Written instruction:
Write the data below out exactly as it stands. Do not include the pictures.

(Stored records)
===

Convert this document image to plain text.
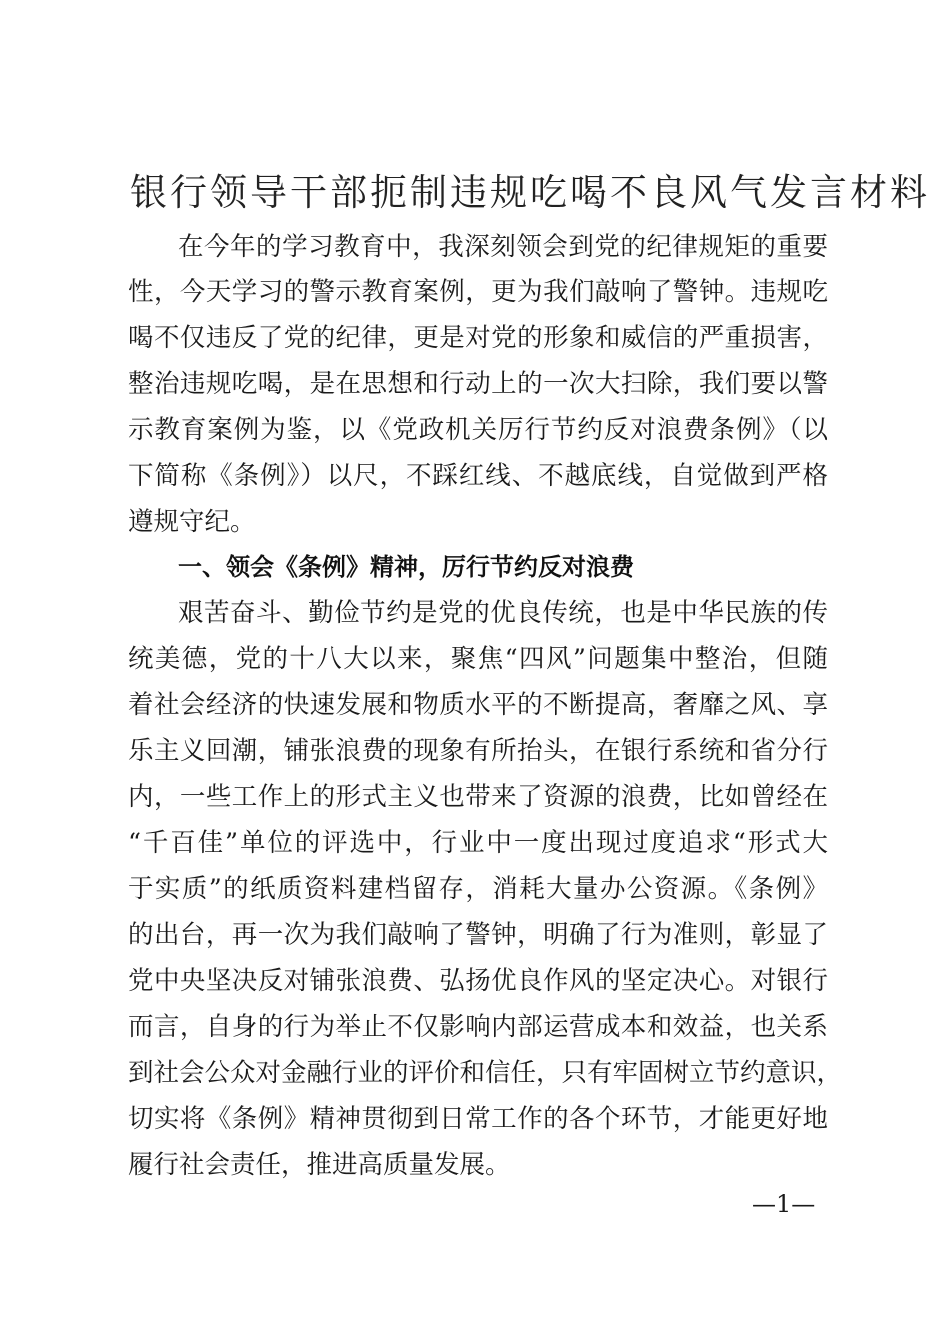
银行领导干部扼制违规吃喝不良风气发言材料
在今年的学习教育中，我深刻领会到党的纪律规矩的重要
性，今天学习的警示教育案例，更为我们敲响了警钟。违规吃
喝不仅违反了党的纪律，更是对党的形象和威信的严重损害，
整治违规吃喝，是在思想和行动上的一次大扫除，我们要以警
示教育案例为鉴，以《党政机关厉行节约反对浪费条例》（以
下简称《条例》）以尺，不踩红线、不越底线，自觉做到严格
遵规守纪。
一、领会《条例》精神，厉行节约反对浪费
艰苦奋斗、勤俭节约是党的优良传统，也是中华民族的传
统美德，党的十八大以来，聚焦“四风”问题集中整治，但随
着社会经济的快速发展和物质水平的不断提高，奢靡之风、享
乐主义回潮，铺张浪费的现象有所抬头，在银行系统和省分行
内，一些工作上的形式主义也带来了资源的浪费，比如曾经在
“千百佳”单位的评选中，行业中一度出现过度追求“形式大
于实质”的纸质资料建档留存，消耗大量办公资源。《条例》
的出台，再一次为我们敲响了警钟，明确了行为准则，彰显了
党中央坚决反对铺张浪费、弘扬优良作风的坚定决心。对银行
而言，自身的行为举止不仅影响内部运营成本和效益，也关系
到社会公众对金融行业的评价和信任，只有牢固树立节约意识，
切实将《条例》精神贯彻到日常工作的各个环节，才能更好地
履行社会责任，推进高质量发展。
—1—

===

Exercise output:
Convert this document image to plain text.
银行领导干部扼制违规吃喝不良风气发言材料
在今年的学习教育中，我深刻领会到党的纪律规矩的重要
性，今天学习的警示教育案例，更为我们敲响了警钟。违规吃
喝不仅违反了党的纪律，更是对党的形象和威信的严重损害，
整治违规吃喝，是在思想和行动上的一次大扫除，我们要以警
示教育案例为鉴，以《党政机关厉行节约反对浪费条例》（以
下简称《条例》）以尺，不踩红线、不越底线，自觉做到严格
遵规守纪。
一、领会《条例》精神，厉行节约反对浪费
艰苦奋斗、勤俭节约是党的优良传统，也是中华民族的传
统美德，党的十八大以来，聚焦“四风”问题集中整治，但随
着社会经济的快速发展和物质水平的不断提高，奢靡之风、享
乐主义回潮，铺张浪费的现象有所抬头，在银行系统和省分行
内，一些工作上的形式主义也带来了资源的浪费，比如曾经在
“千百佳”单位的评选中，行业中一度出现过度追求“形式大
于实质”的纸质资料建档留存，消耗大量办公资源。《条例》
的出台，再一次为我们敲响了警钟，明确了行为准则，彰显了
党中央坚决反对铺张浪费、弘扬优良作风的坚定决心。对银行
而言，自身的行为举止不仅影响内部运营成本和效益，也关系
到社会公众对金融行业的评价和信任，只有牢固树立节约意识，
切实将《条例》精神贯彻到日常工作的各个环节，才能更好地
履行社会责任，推进高质量发展。
—1—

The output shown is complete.